Requirement =
Answer with a number only: how many lines of the data contain "name"?

Entries shown =
(begin)
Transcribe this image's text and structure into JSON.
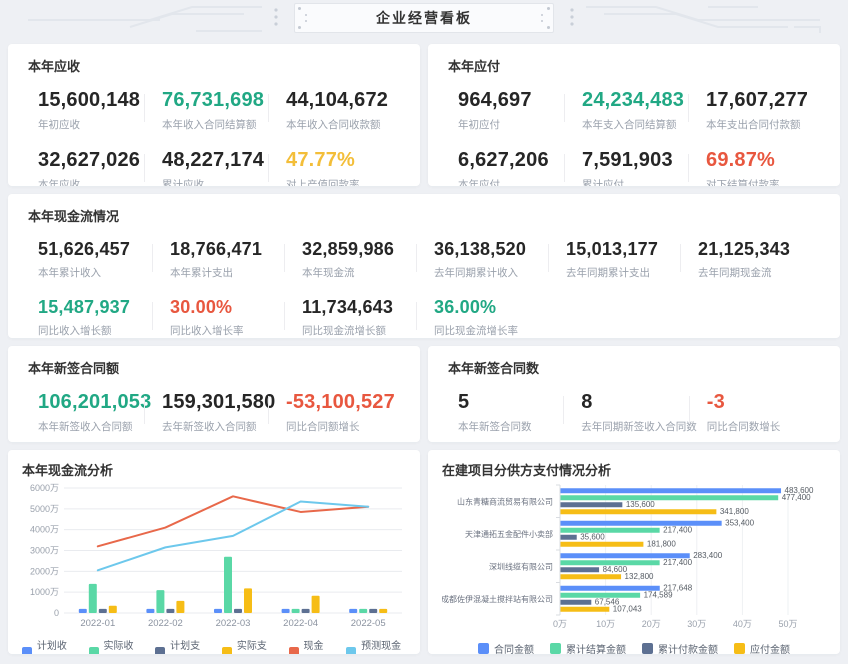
{
  "page": {
    "title": "企业经营看板"
  },
  "colors": {
    "accent_teal": "#21a884",
    "accent_red": "#e8573f",
    "accent_yellow": "#f3be39",
    "palette_blue": "#5B8FF9",
    "palette_green": "#5AD8A6",
    "palette_slate": "#5D7092",
    "palette_gold": "#F6BD16",
    "palette_redline": "#E8684A",
    "palette_skyline": "#6DC8EC"
  },
  "cards": {
    "receivable": {
      "title": "本年应收",
      "items": [
        {
          "value": "15,600,148",
          "label": "年初应收",
          "color": "dark"
        },
        {
          "value": "76,731,698",
          "label": "本年收入合同结算额",
          "color": "teal"
        },
        {
          "value": "44,104,672",
          "label": "本年收入合同收款额",
          "color": "dark"
        },
        {
          "value": "32,627,026",
          "label": "本年应收",
          "color": "dark"
        },
        {
          "value": "48,227,174",
          "label": "累计应收",
          "color": "dark"
        },
        {
          "value": "47.77%",
          "label": "对上产值回款率",
          "color": "yellow"
        }
      ]
    },
    "payable": {
      "title": "本年应付",
      "items": [
        {
          "value": "964,697",
          "label": "年初应付",
          "color": "dark"
        },
        {
          "value": "24,234,483",
          "label": "本年支入合同结算额",
          "color": "teal"
        },
        {
          "value": "17,607,277",
          "label": "本年支出合同付款额",
          "color": "dark"
        },
        {
          "value": "6,627,206",
          "label": "本年应付",
          "color": "dark"
        },
        {
          "value": "7,591,903",
          "label": "累计应付",
          "color": "dark"
        },
        {
          "value": "69.87%",
          "label": "对下结算付款率",
          "color": "red"
        }
      ]
    },
    "cashflow": {
      "title": "本年现金流情况",
      "items": [
        {
          "value": "51,626,457",
          "label": "本年累计收入",
          "color": "dark"
        },
        {
          "value": "18,766,471",
          "label": "本年累计支出",
          "color": "dark"
        },
        {
          "value": "32,859,986",
          "label": "本年现金流",
          "color": "dark"
        },
        {
          "value": "36,138,520",
          "label": "去年同期累计收入",
          "color": "dark"
        },
        {
          "value": "15,013,177",
          "label": "去年同期累计支出",
          "color": "dark"
        },
        {
          "value": "21,125,343",
          "label": "去年同期现金流",
          "color": "dark"
        },
        {
          "value": "15,487,937",
          "label": "同比收入增长额",
          "color": "teal"
        },
        {
          "value": "30.00%",
          "label": "同比收入增长率",
          "color": "red"
        },
        {
          "value": "11,734,643",
          "label": "同比现金流增长额",
          "color": "dark"
        },
        {
          "value": "36.00%",
          "label": "同比现金流增长率",
          "color": "teal"
        }
      ]
    },
    "contract_amount": {
      "title": "本年新签合同额",
      "items": [
        {
          "value": "106,201,053",
          "label": "本年新签收入合同额",
          "color": "teal"
        },
        {
          "value": "159,301,580",
          "label": "去年新签收入合同额",
          "color": "dark"
        },
        {
          "value": "-53,100,527",
          "label": "同比合同额增长",
          "color": "red"
        }
      ]
    },
    "contract_count": {
      "title": "本年新签合同数",
      "items": [
        {
          "value": "5",
          "label": "本年新签合同数",
          "color": "dark"
        },
        {
          "value": "8",
          "label": "去年同期新签收入合同数",
          "color": "dark"
        },
        {
          "value": "-3",
          "label": "同比合同数增长",
          "color": "red"
        }
      ]
    }
  },
  "chart_data": [
    {
      "type": "bar+line",
      "title": "本年现金流分析",
      "categories": [
        "2022-01",
        "2022-02",
        "2022-03",
        "2022-04",
        "2022-05"
      ],
      "unit": "万",
      "ylim": [
        0,
        6000
      ],
      "yticks": [
        "0",
        "1000万",
        "2000万",
        "3000万",
        "4000万",
        "5000万",
        "6000万"
      ],
      "grid": true,
      "legend_position": "bottom",
      "series": [
        {
          "name": "计划收入",
          "kind": "bar",
          "color": "#5B8FF9",
          "values": [
            200,
            200,
            200,
            200,
            200
          ]
        },
        {
          "name": "实际收入",
          "kind": "bar",
          "color": "#5AD8A6",
          "values": [
            1400,
            1100,
            2700,
            200,
            200
          ]
        },
        {
          "name": "计划支出",
          "kind": "bar",
          "color": "#5D7092",
          "values": [
            200,
            200,
            200,
            200,
            200
          ]
        },
        {
          "name": "实际支出",
          "kind": "bar",
          "color": "#F6BD16",
          "values": [
            350,
            580,
            1180,
            830,
            200
          ]
        },
        {
          "name": "现金流",
          "kind": "line",
          "color": "#E8684A",
          "values": [
            3200,
            4100,
            5600,
            4850,
            5100
          ]
        },
        {
          "name": "预测现金流",
          "kind": "line",
          "color": "#6DC8EC",
          "values": [
            2050,
            3150,
            3700,
            5350,
            5100
          ]
        }
      ]
    },
    {
      "type": "bar",
      "orientation": "horizontal",
      "title": "在建项目分供方支付情况分析",
      "categories": [
        "山东青糖商流贸易有限公司",
        "天津通拓五金配件小卖部",
        "深圳线缆有限公司",
        "成都佐伊混凝土搅拌站有限公司"
      ],
      "xlim": [
        0,
        500000
      ],
      "xticks": [
        "0万",
        "10万",
        "20万",
        "30万",
        "40万",
        "50万"
      ],
      "grid": true,
      "legend_position": "bottom",
      "series": [
        {
          "name": "合同金额",
          "color": "#5B8FF9",
          "values": [
            483600,
            353400,
            283400,
            217648
          ],
          "labels": [
            "483,600",
            "353,400",
            "283,400",
            "217,648"
          ]
        },
        {
          "name": "累计结算金额",
          "color": "#5AD8A6",
          "values": [
            477400,
            217400,
            217400,
            174589
          ],
          "labels": [
            "477,400",
            "217,400",
            "217,400",
            "174,589"
          ]
        },
        {
          "name": "累计付款金额",
          "color": "#5D7092",
          "values": [
            135600,
            35600,
            84600,
            67546
          ],
          "labels": [
            "135,600",
            "35,600",
            "84,600",
            "67,546"
          ]
        },
        {
          "name": "应付金额",
          "color": "#F6BD16",
          "values": [
            341800,
            181800,
            132800,
            107043
          ],
          "labels": [
            "341,800",
            "181,800",
            "132,800",
            "107,043"
          ]
        }
      ]
    }
  ]
}
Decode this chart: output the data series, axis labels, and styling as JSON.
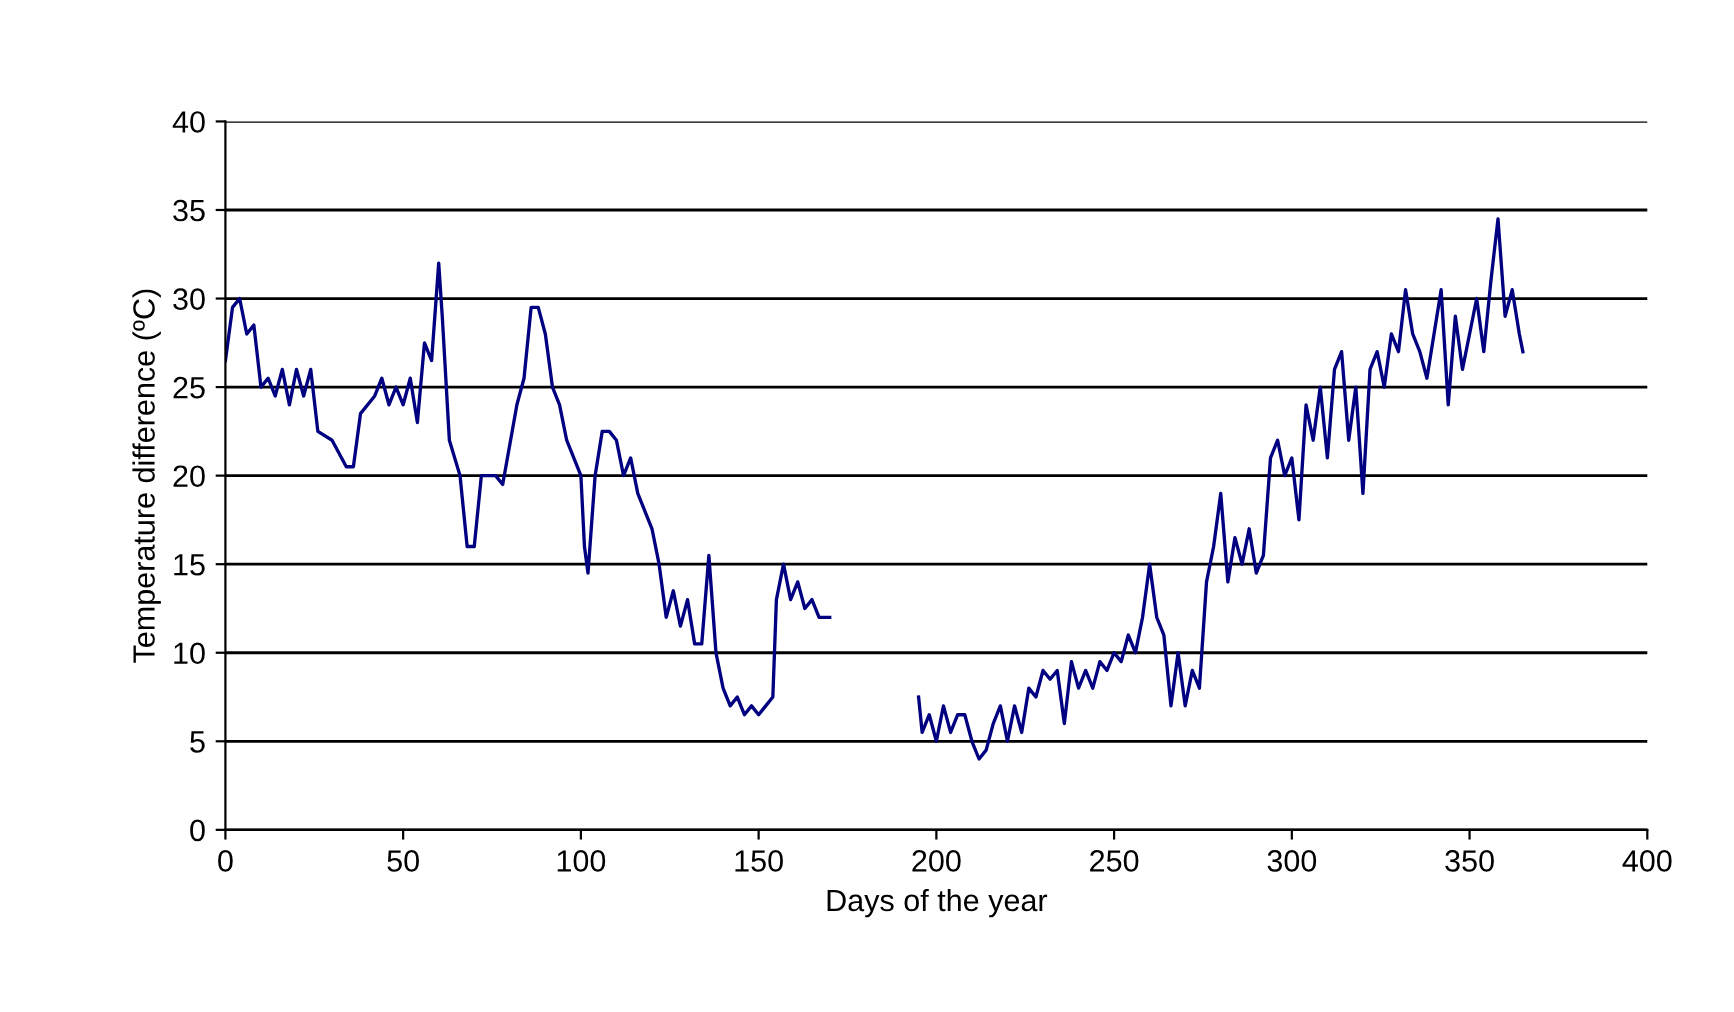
{
  "chart_data": {
    "type": "line",
    "xlabel": "Days of the year",
    "ylabel": "Temperature difference (ºC)",
    "xlim": [
      0,
      400
    ],
    "xticks": [
      0,
      50,
      100,
      150,
      200,
      250,
      300,
      350,
      400
    ],
    "ylim": [
      0,
      40
    ],
    "yticks": [
      0,
      5,
      10,
      15,
      20,
      25,
      30,
      35,
      40
    ],
    "grid": "y",
    "legend": false,
    "marker": "none",
    "line_style": "solid",
    "series": [
      {
        "color": "#000080",
        "x": [
          0,
          2,
          4,
          6,
          8,
          10,
          12,
          14,
          16,
          18,
          20,
          22,
          24,
          26,
          30,
          34,
          36,
          38,
          42,
          44,
          46,
          48,
          50,
          52,
          54,
          56,
          58,
          60,
          61,
          63,
          66,
          68,
          70,
          72,
          76,
          78,
          82,
          84,
          86,
          88,
          90,
          92,
          94,
          96,
          98,
          100,
          101,
          102,
          104,
          106,
          108,
          110,
          112,
          114,
          116,
          118,
          120,
          122,
          124,
          126,
          128,
          130,
          132,
          134,
          136,
          138,
          140,
          142,
          144,
          146,
          148,
          150,
          152,
          154,
          155,
          157,
          159,
          161,
          163,
          165,
          167,
          170,
          180,
          195,
          196,
          198,
          200,
          202,
          204,
          206,
          208,
          210,
          212,
          214,
          216,
          218,
          220,
          222,
          224,
          226,
          228,
          230,
          232,
          234,
          236,
          238,
          240,
          242,
          244,
          246,
          248,
          250,
          252,
          254,
          256,
          258,
          260,
          262,
          264,
          266,
          268,
          270,
          272,
          274,
          276,
          278,
          280,
          282,
          284,
          286,
          288,
          290,
          292,
          294,
          296,
          298,
          300,
          302,
          304,
          306,
          308,
          310,
          312,
          314,
          316,
          318,
          320,
          322,
          324,
          326,
          328,
          330,
          332,
          334,
          336,
          338,
          340,
          342,
          344,
          346,
          348,
          350,
          352,
          354,
          356,
          358,
          360,
          362,
          364,
          365
        ],
        "values": [
          26.5,
          29.5,
          30,
          28,
          28.5,
          25,
          25.5,
          24.5,
          26,
          24,
          26,
          24.5,
          26,
          22.5,
          22,
          20.5,
          20.5,
          23.5,
          24.5,
          25.5,
          24,
          25,
          24,
          25.5,
          23,
          27.5,
          26.5,
          32,
          29,
          22,
          20,
          16,
          16,
          20,
          20,
          19.5,
          24,
          25.5,
          29.5,
          29.5,
          28,
          25,
          24,
          22,
          21,
          20,
          16,
          14.5,
          20,
          22.5,
          22.5,
          22,
          20,
          21,
          19,
          18,
          17,
          15,
          12,
          13.5,
          11.5,
          13,
          10.5,
          10.5,
          15.5,
          10,
          8,
          7,
          7.5,
          6.5,
          7,
          6.5,
          7,
          7.5,
          13,
          15,
          13,
          14,
          12.5,
          13,
          12,
          12,
          null,
          7.5,
          5.5,
          6.5,
          5,
          7,
          5.5,
          6.5,
          6.5,
          5,
          4,
          4.5,
          6,
          7,
          5,
          7,
          5.5,
          8,
          7.5,
          9,
          8.5,
          9,
          6,
          9.5,
          8,
          9,
          8,
          9.5,
          9,
          10,
          9.5,
          11,
          10,
          12,
          15,
          12,
          11,
          7,
          10,
          7,
          9,
          8,
          14,
          16,
          19,
          14,
          16.5,
          15,
          17,
          14.5,
          15.5,
          21,
          22,
          20,
          21,
          17.5,
          24,
          22,
          25,
          21,
          26,
          27,
          22,
          25,
          19,
          26,
          27,
          25,
          28,
          27,
          30.5,
          28,
          27,
          25.5,
          28,
          30.5,
          24,
          29,
          26,
          28,
          30,
          27,
          31,
          34.5,
          29,
          30.5,
          28,
          27
        ]
      }
    ]
  }
}
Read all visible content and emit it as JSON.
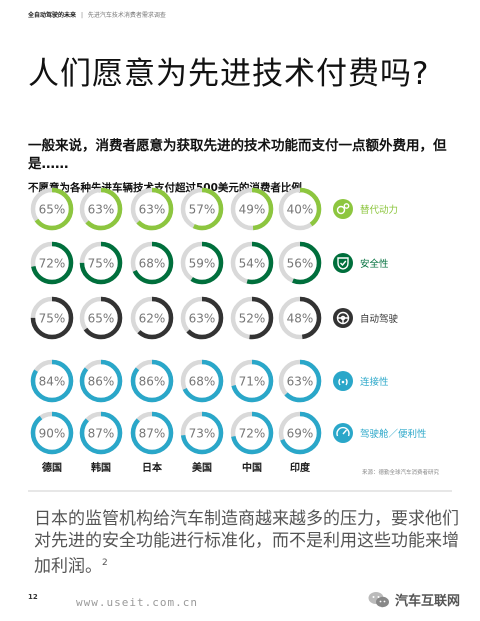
(end)
Answer =
10